*** Data for this exercise ***

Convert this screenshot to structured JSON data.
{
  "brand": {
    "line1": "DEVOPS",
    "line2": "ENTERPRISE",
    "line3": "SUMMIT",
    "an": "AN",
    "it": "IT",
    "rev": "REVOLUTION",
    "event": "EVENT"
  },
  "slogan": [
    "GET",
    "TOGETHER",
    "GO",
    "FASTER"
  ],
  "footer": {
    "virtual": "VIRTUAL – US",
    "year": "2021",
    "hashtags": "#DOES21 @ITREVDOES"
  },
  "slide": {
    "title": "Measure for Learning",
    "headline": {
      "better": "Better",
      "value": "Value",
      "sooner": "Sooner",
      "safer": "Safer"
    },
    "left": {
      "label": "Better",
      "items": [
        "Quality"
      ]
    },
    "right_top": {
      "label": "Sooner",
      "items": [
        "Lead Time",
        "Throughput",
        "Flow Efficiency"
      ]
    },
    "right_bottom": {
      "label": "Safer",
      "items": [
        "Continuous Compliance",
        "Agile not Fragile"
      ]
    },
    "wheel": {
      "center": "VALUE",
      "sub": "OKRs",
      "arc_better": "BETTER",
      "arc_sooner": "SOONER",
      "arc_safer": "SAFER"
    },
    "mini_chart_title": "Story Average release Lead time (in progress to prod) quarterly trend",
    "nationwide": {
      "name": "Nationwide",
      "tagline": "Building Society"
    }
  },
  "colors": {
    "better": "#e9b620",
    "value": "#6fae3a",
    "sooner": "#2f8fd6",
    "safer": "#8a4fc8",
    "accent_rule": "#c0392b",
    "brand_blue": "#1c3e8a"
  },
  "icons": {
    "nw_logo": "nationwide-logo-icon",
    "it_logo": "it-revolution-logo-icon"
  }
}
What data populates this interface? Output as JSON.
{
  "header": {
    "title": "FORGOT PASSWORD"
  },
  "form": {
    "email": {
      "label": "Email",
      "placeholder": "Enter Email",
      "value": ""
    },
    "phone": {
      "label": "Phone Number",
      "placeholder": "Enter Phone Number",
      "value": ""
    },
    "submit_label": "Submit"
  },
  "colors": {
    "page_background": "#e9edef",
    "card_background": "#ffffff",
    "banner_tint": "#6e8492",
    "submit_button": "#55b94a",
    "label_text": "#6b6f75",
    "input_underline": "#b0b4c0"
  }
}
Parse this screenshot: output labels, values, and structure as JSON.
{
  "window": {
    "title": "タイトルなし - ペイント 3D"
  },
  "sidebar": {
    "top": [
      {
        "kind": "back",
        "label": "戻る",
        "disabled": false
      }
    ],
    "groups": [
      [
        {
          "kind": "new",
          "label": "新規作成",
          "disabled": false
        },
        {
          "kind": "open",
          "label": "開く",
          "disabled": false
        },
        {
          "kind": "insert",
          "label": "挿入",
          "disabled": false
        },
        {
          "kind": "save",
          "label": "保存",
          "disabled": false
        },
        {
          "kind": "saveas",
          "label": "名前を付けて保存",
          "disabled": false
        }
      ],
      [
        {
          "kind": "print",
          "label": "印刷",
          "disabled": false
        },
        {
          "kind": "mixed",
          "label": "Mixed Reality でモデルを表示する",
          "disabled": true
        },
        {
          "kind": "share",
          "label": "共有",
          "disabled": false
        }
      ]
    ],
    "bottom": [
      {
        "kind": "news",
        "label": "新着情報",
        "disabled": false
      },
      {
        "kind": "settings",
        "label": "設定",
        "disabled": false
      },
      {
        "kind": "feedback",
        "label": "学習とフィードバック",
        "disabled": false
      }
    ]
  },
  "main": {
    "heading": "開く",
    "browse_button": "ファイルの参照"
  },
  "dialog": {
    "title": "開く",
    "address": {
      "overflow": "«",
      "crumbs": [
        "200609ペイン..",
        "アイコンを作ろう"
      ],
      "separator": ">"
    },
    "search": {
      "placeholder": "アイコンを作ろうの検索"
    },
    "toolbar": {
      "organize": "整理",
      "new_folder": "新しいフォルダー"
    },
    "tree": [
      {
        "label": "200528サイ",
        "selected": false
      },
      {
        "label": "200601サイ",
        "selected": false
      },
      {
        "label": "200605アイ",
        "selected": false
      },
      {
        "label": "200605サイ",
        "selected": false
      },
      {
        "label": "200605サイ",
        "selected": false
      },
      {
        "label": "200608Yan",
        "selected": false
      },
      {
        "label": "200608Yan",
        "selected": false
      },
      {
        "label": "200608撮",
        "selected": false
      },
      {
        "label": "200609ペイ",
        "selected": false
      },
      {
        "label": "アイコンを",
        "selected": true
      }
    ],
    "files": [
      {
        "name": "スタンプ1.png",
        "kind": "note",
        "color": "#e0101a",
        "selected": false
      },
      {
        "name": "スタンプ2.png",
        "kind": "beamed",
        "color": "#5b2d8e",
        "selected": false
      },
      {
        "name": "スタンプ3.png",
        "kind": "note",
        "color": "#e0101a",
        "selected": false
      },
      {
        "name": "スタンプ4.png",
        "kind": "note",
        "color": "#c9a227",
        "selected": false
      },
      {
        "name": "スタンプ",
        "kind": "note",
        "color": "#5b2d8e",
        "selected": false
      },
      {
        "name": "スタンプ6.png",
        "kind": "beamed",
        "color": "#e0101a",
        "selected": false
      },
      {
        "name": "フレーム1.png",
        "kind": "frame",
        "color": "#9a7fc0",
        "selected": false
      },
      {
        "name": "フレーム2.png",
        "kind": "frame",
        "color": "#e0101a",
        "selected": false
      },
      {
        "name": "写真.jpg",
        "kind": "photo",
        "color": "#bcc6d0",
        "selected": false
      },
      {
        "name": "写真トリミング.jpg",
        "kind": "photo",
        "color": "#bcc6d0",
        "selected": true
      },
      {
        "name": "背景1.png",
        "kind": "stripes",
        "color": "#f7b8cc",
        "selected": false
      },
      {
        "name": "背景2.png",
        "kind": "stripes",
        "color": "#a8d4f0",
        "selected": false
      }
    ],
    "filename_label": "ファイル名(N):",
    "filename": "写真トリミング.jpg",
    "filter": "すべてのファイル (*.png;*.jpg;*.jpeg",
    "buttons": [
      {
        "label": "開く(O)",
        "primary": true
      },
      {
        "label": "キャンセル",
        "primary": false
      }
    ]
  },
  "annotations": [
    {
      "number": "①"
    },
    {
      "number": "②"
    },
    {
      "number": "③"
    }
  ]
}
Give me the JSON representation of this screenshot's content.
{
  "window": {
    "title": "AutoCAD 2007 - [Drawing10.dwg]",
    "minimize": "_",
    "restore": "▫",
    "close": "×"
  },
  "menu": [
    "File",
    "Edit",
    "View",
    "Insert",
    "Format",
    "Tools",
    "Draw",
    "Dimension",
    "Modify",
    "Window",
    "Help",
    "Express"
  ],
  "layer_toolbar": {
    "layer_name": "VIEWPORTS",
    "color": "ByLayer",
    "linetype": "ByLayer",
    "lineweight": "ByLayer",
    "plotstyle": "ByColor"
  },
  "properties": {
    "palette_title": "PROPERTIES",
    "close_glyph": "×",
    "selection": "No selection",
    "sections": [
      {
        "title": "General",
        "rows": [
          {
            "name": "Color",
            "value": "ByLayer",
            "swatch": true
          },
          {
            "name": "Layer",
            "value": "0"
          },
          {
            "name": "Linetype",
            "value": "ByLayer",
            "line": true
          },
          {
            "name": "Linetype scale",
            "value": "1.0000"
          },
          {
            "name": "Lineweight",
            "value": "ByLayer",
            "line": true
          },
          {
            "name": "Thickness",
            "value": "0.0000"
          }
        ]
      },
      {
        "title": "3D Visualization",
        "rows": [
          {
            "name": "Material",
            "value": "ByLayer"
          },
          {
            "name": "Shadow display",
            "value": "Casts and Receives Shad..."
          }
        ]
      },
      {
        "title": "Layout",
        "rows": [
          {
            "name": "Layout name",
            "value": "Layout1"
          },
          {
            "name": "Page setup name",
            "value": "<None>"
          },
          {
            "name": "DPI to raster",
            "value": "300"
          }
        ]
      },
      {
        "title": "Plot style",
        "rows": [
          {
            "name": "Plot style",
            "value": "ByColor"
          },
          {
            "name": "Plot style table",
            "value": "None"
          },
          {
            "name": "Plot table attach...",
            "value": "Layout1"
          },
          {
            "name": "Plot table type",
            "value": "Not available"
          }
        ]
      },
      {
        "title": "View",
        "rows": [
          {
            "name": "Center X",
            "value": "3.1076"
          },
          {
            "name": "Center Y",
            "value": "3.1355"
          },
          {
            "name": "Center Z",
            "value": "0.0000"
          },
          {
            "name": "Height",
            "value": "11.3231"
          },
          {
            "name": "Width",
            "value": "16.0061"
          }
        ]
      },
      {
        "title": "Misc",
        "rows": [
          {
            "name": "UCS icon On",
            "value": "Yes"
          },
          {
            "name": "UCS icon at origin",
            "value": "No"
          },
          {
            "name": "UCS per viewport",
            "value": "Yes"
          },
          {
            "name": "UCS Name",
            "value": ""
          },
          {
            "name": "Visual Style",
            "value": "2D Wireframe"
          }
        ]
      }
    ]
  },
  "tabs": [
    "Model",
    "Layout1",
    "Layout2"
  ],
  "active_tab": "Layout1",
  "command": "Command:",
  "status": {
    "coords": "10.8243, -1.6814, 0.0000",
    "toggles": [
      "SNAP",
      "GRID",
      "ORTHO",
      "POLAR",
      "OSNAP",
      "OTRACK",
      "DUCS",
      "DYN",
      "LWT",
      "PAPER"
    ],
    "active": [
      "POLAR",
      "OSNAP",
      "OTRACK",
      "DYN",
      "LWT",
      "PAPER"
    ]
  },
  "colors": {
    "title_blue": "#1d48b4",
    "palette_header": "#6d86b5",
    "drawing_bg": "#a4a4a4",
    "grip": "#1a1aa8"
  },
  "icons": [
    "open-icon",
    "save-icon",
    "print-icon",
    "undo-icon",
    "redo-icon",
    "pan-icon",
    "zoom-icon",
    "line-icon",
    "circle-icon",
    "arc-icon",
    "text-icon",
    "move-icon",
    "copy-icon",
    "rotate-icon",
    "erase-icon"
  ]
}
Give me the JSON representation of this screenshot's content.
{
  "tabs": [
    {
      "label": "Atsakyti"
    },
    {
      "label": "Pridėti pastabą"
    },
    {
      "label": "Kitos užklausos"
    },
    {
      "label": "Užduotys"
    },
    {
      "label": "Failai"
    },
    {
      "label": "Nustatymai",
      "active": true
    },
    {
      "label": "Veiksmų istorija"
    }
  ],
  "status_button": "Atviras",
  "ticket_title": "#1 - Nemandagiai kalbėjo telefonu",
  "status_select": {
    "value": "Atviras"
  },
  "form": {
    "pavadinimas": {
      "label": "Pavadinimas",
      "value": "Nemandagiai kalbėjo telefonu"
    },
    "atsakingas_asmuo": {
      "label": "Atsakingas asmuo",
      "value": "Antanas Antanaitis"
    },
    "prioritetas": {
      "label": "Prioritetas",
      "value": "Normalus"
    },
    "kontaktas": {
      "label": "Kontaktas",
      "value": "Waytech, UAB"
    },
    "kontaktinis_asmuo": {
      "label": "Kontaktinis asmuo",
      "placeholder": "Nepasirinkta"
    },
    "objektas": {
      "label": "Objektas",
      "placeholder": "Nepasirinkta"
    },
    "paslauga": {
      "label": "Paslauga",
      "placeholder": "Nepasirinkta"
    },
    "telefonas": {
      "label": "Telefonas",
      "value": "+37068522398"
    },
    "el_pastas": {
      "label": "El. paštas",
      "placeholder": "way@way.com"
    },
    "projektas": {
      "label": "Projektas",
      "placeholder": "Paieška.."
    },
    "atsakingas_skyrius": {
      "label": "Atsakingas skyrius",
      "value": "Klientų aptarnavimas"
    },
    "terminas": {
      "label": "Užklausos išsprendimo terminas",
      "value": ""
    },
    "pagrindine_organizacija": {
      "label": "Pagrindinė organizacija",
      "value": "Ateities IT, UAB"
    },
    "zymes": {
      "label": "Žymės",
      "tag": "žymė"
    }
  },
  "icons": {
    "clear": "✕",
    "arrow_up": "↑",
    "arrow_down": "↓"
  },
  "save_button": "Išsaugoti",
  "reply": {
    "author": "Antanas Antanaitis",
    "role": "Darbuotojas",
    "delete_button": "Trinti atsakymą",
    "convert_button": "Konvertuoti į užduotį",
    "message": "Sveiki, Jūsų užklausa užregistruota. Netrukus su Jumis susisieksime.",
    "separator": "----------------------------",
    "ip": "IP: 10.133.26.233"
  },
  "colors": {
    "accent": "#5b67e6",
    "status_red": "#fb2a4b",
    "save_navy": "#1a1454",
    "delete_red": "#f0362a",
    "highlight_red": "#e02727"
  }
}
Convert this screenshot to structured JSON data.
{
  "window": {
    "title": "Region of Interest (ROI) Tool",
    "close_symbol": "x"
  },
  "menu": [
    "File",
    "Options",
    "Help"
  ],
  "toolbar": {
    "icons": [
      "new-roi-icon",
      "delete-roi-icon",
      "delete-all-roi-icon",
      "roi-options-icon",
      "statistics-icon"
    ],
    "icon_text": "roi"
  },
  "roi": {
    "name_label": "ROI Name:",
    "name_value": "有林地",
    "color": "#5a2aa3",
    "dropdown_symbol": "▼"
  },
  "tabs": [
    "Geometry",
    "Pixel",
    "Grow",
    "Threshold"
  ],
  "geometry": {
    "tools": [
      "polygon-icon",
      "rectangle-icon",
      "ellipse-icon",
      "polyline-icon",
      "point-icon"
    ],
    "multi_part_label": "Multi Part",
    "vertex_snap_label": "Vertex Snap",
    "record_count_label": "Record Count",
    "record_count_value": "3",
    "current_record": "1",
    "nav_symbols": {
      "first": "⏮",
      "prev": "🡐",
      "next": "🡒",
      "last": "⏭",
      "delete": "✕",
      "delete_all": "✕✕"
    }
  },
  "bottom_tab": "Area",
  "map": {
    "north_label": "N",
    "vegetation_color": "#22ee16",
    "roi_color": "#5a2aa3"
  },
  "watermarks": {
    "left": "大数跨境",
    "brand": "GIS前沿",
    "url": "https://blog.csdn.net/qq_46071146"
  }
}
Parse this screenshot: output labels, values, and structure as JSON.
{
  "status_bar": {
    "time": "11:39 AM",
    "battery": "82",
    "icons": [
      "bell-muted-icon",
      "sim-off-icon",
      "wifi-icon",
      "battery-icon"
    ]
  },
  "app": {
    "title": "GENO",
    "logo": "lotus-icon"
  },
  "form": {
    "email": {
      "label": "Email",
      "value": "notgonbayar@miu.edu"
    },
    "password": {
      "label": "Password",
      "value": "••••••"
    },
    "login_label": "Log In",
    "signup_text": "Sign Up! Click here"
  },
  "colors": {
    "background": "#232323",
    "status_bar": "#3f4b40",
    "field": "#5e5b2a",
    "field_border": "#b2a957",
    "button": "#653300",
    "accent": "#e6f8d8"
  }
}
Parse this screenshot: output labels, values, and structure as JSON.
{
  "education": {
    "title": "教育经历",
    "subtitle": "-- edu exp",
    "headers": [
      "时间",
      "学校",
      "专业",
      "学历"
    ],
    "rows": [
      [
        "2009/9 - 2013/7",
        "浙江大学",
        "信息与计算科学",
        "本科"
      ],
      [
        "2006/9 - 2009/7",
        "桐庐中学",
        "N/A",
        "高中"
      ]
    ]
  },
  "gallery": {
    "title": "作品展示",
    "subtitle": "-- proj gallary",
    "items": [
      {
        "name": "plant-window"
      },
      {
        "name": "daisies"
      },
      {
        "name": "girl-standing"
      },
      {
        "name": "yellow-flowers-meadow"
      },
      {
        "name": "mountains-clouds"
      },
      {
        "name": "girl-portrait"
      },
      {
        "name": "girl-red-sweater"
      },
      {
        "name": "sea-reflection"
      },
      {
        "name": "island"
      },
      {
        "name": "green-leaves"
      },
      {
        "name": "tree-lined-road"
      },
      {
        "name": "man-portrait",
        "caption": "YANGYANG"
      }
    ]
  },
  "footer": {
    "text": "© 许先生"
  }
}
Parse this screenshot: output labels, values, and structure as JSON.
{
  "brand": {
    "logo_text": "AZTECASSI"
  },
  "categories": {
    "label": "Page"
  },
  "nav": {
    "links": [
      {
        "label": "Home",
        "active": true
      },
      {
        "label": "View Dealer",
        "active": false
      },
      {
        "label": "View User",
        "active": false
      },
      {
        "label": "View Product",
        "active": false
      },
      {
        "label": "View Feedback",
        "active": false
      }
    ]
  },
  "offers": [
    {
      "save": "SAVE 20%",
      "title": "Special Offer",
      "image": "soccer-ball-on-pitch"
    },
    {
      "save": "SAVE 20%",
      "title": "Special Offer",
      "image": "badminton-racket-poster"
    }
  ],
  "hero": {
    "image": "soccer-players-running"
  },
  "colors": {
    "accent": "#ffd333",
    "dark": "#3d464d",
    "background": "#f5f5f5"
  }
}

***

Required task =
Go through the preceding material and copy each line that has the word "subtitle".

The result =
    "subtitle": "-- edu exp",
    "subtitle": "-- proj gallary",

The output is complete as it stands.